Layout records

○ ○ ○ ○ ○

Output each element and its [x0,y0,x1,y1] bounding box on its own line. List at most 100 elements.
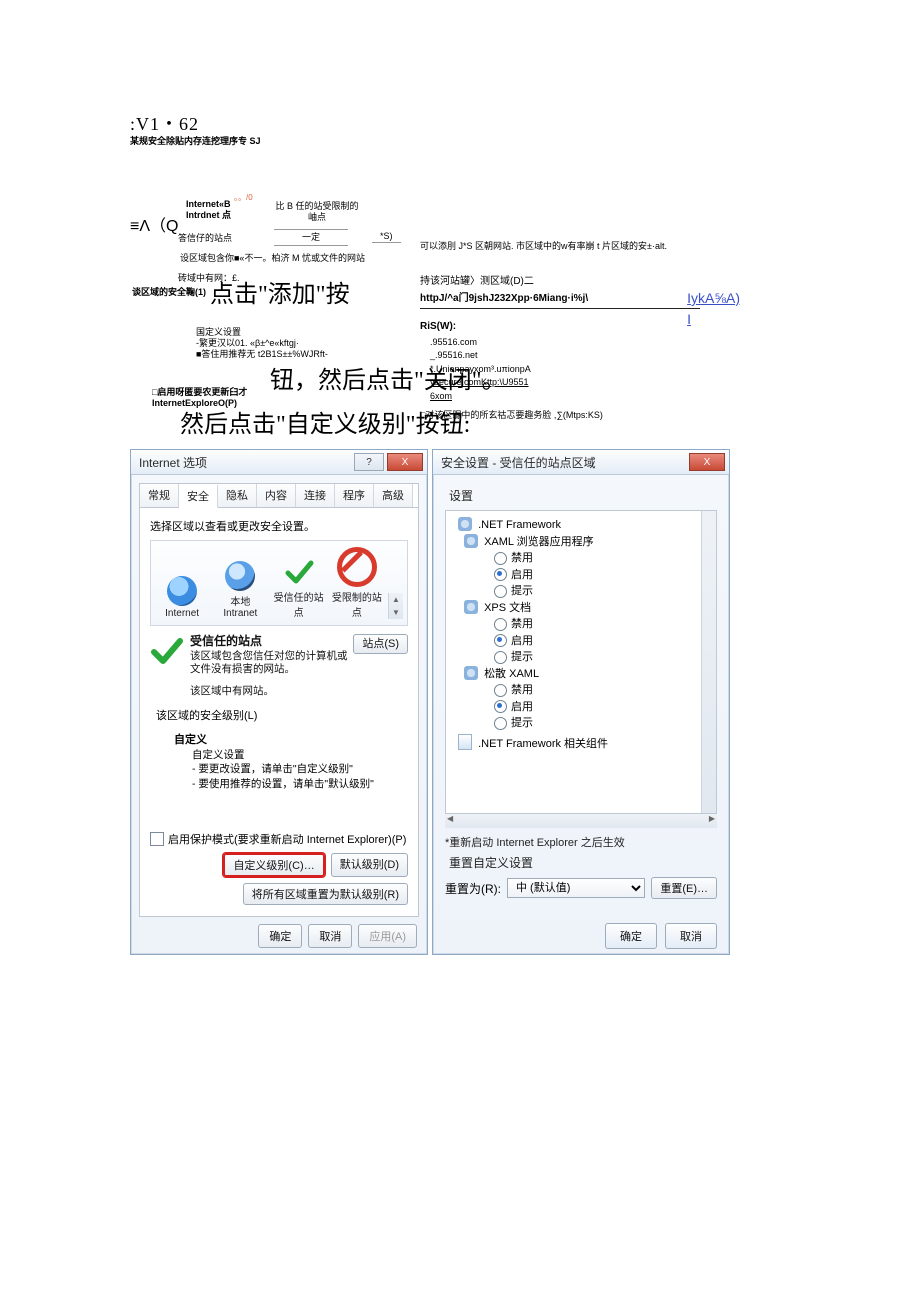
frag-7: 设区域包含你■«不一。柏济 M 忧或文件的网站 [180,253,365,264]
tab-programs[interactable]: 程序 [335,484,374,507]
reset-button[interactable]: 重置(E)… [651,877,717,899]
frag-11: □启用呀匿要农更新臼才 InternetExploreO(P) [152,387,247,409]
close-button[interactable]: X [387,453,423,471]
page-icon [458,734,472,750]
tree-node-xaml-browser[interactable]: XAML 浏览器应用程序 [464,534,712,551]
frag-5: 一定 [274,229,348,246]
tab-connections[interactable]: 连接 [296,484,335,507]
help-button[interactable]: ? [354,453,384,471]
radio-prompt[interactable]: 提示 [494,583,712,600]
dialog-title: 安全设置 - 受信任的站点区域 [441,454,596,471]
gear-icon [464,534,478,548]
ris-label: RiS(W): [420,319,700,334]
zone-scrollbar[interactable]: ▲▼ [388,593,403,619]
zone-picker: Internet 本地 Intranet 受信任的站点 受限制 [150,540,408,626]
reset-to-label: 重置为(R): [445,880,501,897]
zone-label: 持该河站罐〉测区域(D)二 [420,274,700,289]
tree-node-xps[interactable]: XPS 文档 [464,600,712,617]
select-zone-label: 选择区域以查看或更改安全设置。 [150,518,408,534]
security-settings-dialog: 安全设置 - 受信任的站点区域 X 设置 .NET Framework XAML… [432,449,730,955]
frag-dots: 。。/0 [234,193,253,203]
zone-intranet[interactable]: 本地 Intranet [213,561,267,619]
radio-prompt[interactable]: 提示 [494,649,712,666]
tab-security[interactable]: 安全 [179,485,218,508]
titlebar: 安全设置 - 受信任的站点区域 X [433,450,729,475]
frag-3: 比 B 任的站受限制的岫点 [272,201,362,223]
has-sites-text: 该区域中有网站。 [190,685,408,699]
frag-1: ≡Λ（Q [130,217,178,236]
radio-disable[interactable]: 禁用 [494,616,712,633]
tree-node-net[interactable]: .NET Framework [458,517,712,534]
tree-hscroll[interactable]: ◀▶ [445,813,717,828]
custom-level-button[interactable]: 自定义级别(C)… [223,853,324,877]
level-bullet-2: - 要使用推荐的设置，请单击"默认级别" [192,777,408,791]
intro-text: 可以添刖 J*S 区朝网站. 市区域中的w有率崩 t 片区域的安±·alt. [420,240,700,254]
check-icon [284,557,314,587]
globe-icon [167,576,197,606]
frag-6: *S) [372,231,401,243]
site-item: *.Unionpayxom³.uπionpA [430,363,700,377]
frag-10: 国定义设置 -繁更汉以01. «β±^e«kftgj· ■答住用推荐无 t2B1… [196,327,328,359]
version-text: :V1・62 [130,110,790,136]
zone-restricted[interactable]: 受限制的站点 [330,547,384,619]
zone-internet[interactable]: Internet [155,576,209,619]
protected-mode-checkbox[interactable] [150,832,164,846]
apply-button[interactable]: 应用(A) [358,924,417,948]
tab-content[interactable]: 内容 [257,484,296,507]
reset-all-zones-button[interactable]: 将所有区域重置为默认级别(R) [243,883,408,905]
default-level-button[interactable]: 默认级别(D) [331,853,408,877]
trusted-sites-text-block: 可以添刖 J*S 区朝网站. 市区域中的w有率崩 t 片区域的安±·alt. 持… [420,240,700,423]
radio-prompt[interactable]: 提示 [494,715,712,732]
site-list: .95516.com _.95516.net *.Unionpayxom³.uπ… [430,336,700,404]
cancel-button[interactable]: 取消 [308,924,352,948]
protected-mode-label: 启用保护模式(要求重新启动 Internet Explorer)(P) [168,831,406,847]
gear-icon [464,600,478,614]
https-check-text: □对该区脲中的所玄祜忑要趣务脸 ,∑(Mtps:KS) [420,409,700,423]
block-icon [337,547,377,587]
internet-options-dialog: Internet 选项 ? X 常规 安全 隐私 内容 连接 程序 高级 选择区… [130,449,428,955]
tab-advanced[interactable]: 高级 [374,484,413,507]
level-sub: 自定义设置 [192,748,408,762]
gear-icon [464,666,478,680]
ok-button[interactable]: 确定 [258,924,302,948]
site-item: _.95516.net [430,349,700,363]
site-item: .95516.com [430,336,700,350]
tab-general[interactable]: 常规 [140,484,179,507]
titlebar: Internet 选项 ? X [131,450,427,475]
restart-note: *重新启动 Internet Explorer 之后生效 [445,834,717,850]
settings-group-label: 设置 [449,487,717,504]
version-sub: 某规安全除贴内存连挖理序专 SJ [130,134,790,147]
tree-scrollbar[interactable] [701,511,716,813]
radio-disable[interactable]: 禁用 [494,550,712,567]
dialog-title: Internet 选项 [139,454,207,471]
frag-9: 谈区域的安全鞠(1) [132,287,206,298]
radio-enable[interactable]: 启用 [494,567,712,584]
intranet-icon [225,561,255,591]
radio-enable[interactable]: 启用 [494,633,712,650]
reset-label: 重置自定义设置 [449,854,717,871]
frag-4: 答信仔的站点 [178,233,232,244]
reset-to-select[interactable]: 中 (默认值) [507,878,645,898]
level-bullet-1: - 要更改设置，请单击"自定义级别" [192,762,408,776]
frag-8: 砖域中有网：£. [178,273,240,284]
site-item: 6xom [430,390,700,404]
tab-privacy[interactable]: 隐私 [218,484,257,507]
tree-node-loose-xaml[interactable]: 松散 XAML [464,666,712,683]
level-label: 该区域的安全级别(L) [156,709,408,724]
frag-2: Internet«B Intrdnet 点 [186,199,231,221]
level-custom-title: 自定义 [174,734,207,746]
tree-node-net-comp[interactable]: .NET Framework 相关组件 [458,734,712,753]
add-link[interactable]: IykA⅝A)I [687,288,740,330]
radio-disable[interactable]: 禁用 [494,682,712,699]
trusted-title: 受信任的站点 [190,634,262,648]
ok-button[interactable]: 确定 [605,923,657,949]
close-button[interactable]: X [689,453,725,471]
cancel-button[interactable]: 取消 [665,923,717,949]
radio-enable[interactable]: 启用 [494,699,712,716]
zone-trusted[interactable]: 受信任的站点 [272,557,326,619]
gear-icon [458,517,472,531]
zone-url: httpJ/^a门9jshJ232Xpp·6Miang·i%j\ [420,289,700,309]
sites-button[interactable]: 站点(S) [353,634,408,654]
settings-tree[interactable]: .NET Framework XAML 浏览器应用程序 禁用 启用 提示 XPS… [445,510,717,814]
site-item: ysecure.comKttp:\U9551 [430,376,700,390]
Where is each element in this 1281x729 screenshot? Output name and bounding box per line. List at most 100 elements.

○ ○ ○ ○ ○

▶ **What is needed**:
Please present every line of the records above as a Markdown table with the columns "Row" and "Record line", skipping blank lines and leaving the pictures out.

▶ **Task result**:
| Row | Record line |
|---|---|
| 1 | Output each element and its [x0,y0,x1,y1] bounding box on its own line. List at most 100 elements. |
| 2 | frag-7: 设区域包含你■«不一。柏济 M 忧或文件的网站 [180,253,365,264] |
| 3 | tab-programs[interactable]: 程序 [335,484,374,507] |
| 4 | reset-button[interactable]: 重置(E)… [651,877,717,899] |
| 5 | frag-11: □启用呀匿要农更新臼才 InternetExploreO(P) [152,387,247,409] |
| 6 | close-button[interactable]: X [387,453,423,471] |
| 7 | page-icon [458,734,472,750] |
| 8 | tree-node-xaml-browser[interactable]: XAML 浏览器应用程序 [464,534,712,551] |
| 9 | frag-5: 一定 [274,229,348,246] |
| 10 | tab-connections[interactable]: 连接 [296,484,335,507] |
| 11 | help-button[interactable]: ? [354,453,384,471] |
| 12 | radio-prompt[interactable]: 提示 [494,583,712,600] |
| 13 | dialog-title: 安全设置 - 受信任的站点区域 [441,454,596,471] |
| 14 | gear-icon [464,534,478,548] |
| 15 | ris-label: RiS(W): [420,319,700,334] |
| 16 | zone-scrollbar[interactable]: ▲▼ [388,593,403,619] |
| 17 | zone-picker: Internet 本地 Intranet 受信任的站点 受限制 [150,540,408,626] |
| 18 | reset-to-label: 重置为(R): [445,880,501,897] |
| 19 | zone-label: 持该河站罐〉测区域(D)二 [420,274,700,289] |
| 20 | tree-node-xps[interactable]: XPS 文档 [464,600,712,617] |
| 21 | select-zone-label: 选择区域以查看或更改安全设置。 [150,518,408,534] |
| 22 | security-settings-dialog: 安全设置 - 受信任的站点区域 X 设置 .NET Framework XAML… [432,449,730,955] |
| 23 | frag-dots: 。。/0 [234,193,253,203] |
| 24 | zone-intranet[interactable]: 本地 Intranet [213,561,267,619] |
| 25 | radio-prompt[interactable]: 提示 [494,649,712,666] |
| 26 | tab-security[interactable]: 安全 [179,485,218,508] |
| 27 | titlebar: 安全设置 - 受信任的站点区域 X [433,450,729,475] |
| 28 | frag-3: 比 B 任的站受限制的岫点 [272,201,362,223] |
| 29 | has-sites-text: 该区域中有网站。 [190,685,408,699] |
| 30 | frag-1: ≡Λ（Q [130,217,178,236] |
| 31 | radio-disable[interactable]: 禁用 [494,616,712,633] |
| 32 | tree-node-net[interactable]: .NET Framework [458,517,712,534] |
| 33 | tree-hscroll[interactable]: ◀▶ [445,813,717,828] |
| 34 | custom-level-button[interactable]: 自定义级别(C)… [223,853,324,877] |
| 35 | level-bullet-2: - 要使用推荐的设置，请单击"默认级别" [192,777,408,791] |
| 36 | intro-text: 可以添刖 J*S 区朝网站. 市区域中的w有率崩 t 片区域的安±·alt. [420,240,700,254] |
| 37 | check-icon [284,557,314,587] |
| 38 | globe-icon [167,576,197,606] |
| 39 | frag-6: *S) [372,231,401,243] |
| 40 | site-item: *.Unionpayxom³.uπionpA [430,363,700,377] |
| 41 | frag-10: 国定义设置 -繁更汉以01. «β±^e«kftgj· ■答住用推荐无 t2B1… [196,327,328,359] |
| 42 | version-text: :V1・62 [130,110,790,136] |
| 43 | zone-restricted[interactable]: 受限制的站点 [330,547,384,619] |
| 44 | zone-internet[interactable]: Internet [155,576,209,619] |
| 45 | protected-mode-checkbox[interactable] [150,832,164,846] |
| 46 | apply-button[interactable]: 应用(A) [358,924,417,948] |
| 47 | tab-content[interactable]: 内容 [257,484,296,507] |
| 48 | reset-all-zones-button[interactable]: 将所有区域重置为默认级别(R) [243,883,408,905] |
| 49 | default-level-button[interactable]: 默认级别(D) [331,853,408,877] |
| 50 | trusted-sites-text-block: 可以添刖 J*S 区朝网站. 市区域中的w有率崩 t 片区域的安±·alt. 持… [420,240,700,423] |
| 51 | radio-prompt[interactable]: 提示 [494,715,712,732] |
| 52 | site-list: .95516.com _.95516.net *.Unionpayxom³.uπ… [430,336,700,404] |
| 53 | cancel-button[interactable]: 取消 [308,924,352,948] |
| 54 | protected-mode-label: 启用保护模式(要求重新启动 Internet Explorer)(P) [168,831,406,847] |
| 55 | gear-icon [464,600,478,614] |
| 56 | https-check-text: □对该区脲中的所玄祜忑要趣务脸 ,∑(Mtps:KS) [420,409,700,423] |
| 57 | block-icon [337,547,377,587] |
| 58 | internet-options-dialog: Internet 选项 ? X 常规 安全 隐私 内容 连接 程序 高级 选择区… [130,449,428,955] |
| 59 | tab-advanced[interactable]: 高级 [374,484,413,507] |
| 60 | level-sub: 自定义设置 [192,748,408,762] |
| 61 | gear-icon [464,666,478,680] |
| 62 | ok-button[interactable]: 确定 [258,924,302,948] |
| 63 | site-item: _.95516.net [430,349,700,363] |
| 64 | site-item: .95516.com [430,336,700,350] |
| 65 | tab-general[interactable]: 常规 [140,484,179,507] |
| 66 | titlebar: Internet 选项 ? X [131,450,427,475] |
| 67 | restart-note: *重新启动 Internet Explorer 之后生效 [445,834,717,850] |
| 68 | settings-group-label: 设置 [449,487,717,504] |
| 69 | version-sub: 某规安全除贴内存连挖理序专 SJ [130,134,790,147] |
| 70 | tree-scrollbar[interactable] [701,511,716,813] |
| 71 | radio-disable[interactable]: 禁用 [494,550,712,567] |
| 72 | dialog-title: Internet 选项 [139,454,207,471] |
| 73 | frag-9: 谈区域的安全鞠(1) [132,287,206,298] |
| 74 | radio-enable[interactable]: 启用 [494,567,712,584] |
| 75 | intranet-icon [225,561,255,591] |
| 76 | radio-enable[interactable]: 启用 [494,633,712,650] |
| 77 | reset-label: 重置自定义设置 [449,854,717,871] |
| 78 | frag-4: 答信仔的站点 [178,233,232,244] |
| 79 | reset-to-select[interactable]: 中 (默认值) [507,878,645,898] |
| 80 | level-bullet-1: - 要更改设置，请单击"自定义级别" [192,762,408,776] |
| 81 | frag-8: 砖域中有网：£. [178,273,240,284] |
| 82 | site-item: 6xom [430,390,700,404] |
| 83 | tab-privacy[interactable]: 隐私 [218,484,257,507] |
| 84 | tree-node-loose-xaml[interactable]: 松散 XAML [464,666,712,683] |
| 85 | level-label: 该区域的安全级别(L) [156,709,408,724] |
| 86 | frag-2: Internet«B Intrdnet 点 [186,199,231,221] |
| 87 | level-custom-title: 自定义 [174,734,207,746] |
| 88 | tree-node-net-comp[interactable]: .NET Framework 相关组件 [458,734,712,753] |
| 89 | add-link[interactable]: IykA⅝A)I [687,288,740,330] |
| 90 | radio-disable[interactable]: 禁用 [494,682,712,699] |
| 91 | trusted-title: 受信任的站点 [190,634,262,648] |
| 92 | ok-button[interactable]: 确定 [605,923,657,949] |
| 93 | close-button[interactable]: X [689,453,725,471] |
| 94 | cancel-button[interactable]: 取消 [665,923,717,949] |
| 95 | radio-enable[interactable]: 启用 [494,699,712,716] |
| 96 | zone-trusted[interactable]: 受信任的站点 [272,557,326,619] |
| 97 | gear-icon [458,517,472,531] |
| 98 | zone-url: httpJ/^a门9jshJ232Xpp·6Miang·i%j\ [420,289,700,309] |
| 99 | sites-button[interactable]: 站点(S) [353,634,408,654] |
| 100 | settings-tree[interactable]: .NET Framework XAML 浏览器应用程序 禁用 启用 提示 XPS… [445,510,717,814] |
| 101 | site-item: ysecure.comKttp:\U9551 [430,376,700,390] |
| 102 | Where is each element in this 1281x729 screenshot? Output name and bounding box per line. List at most 100 elements. |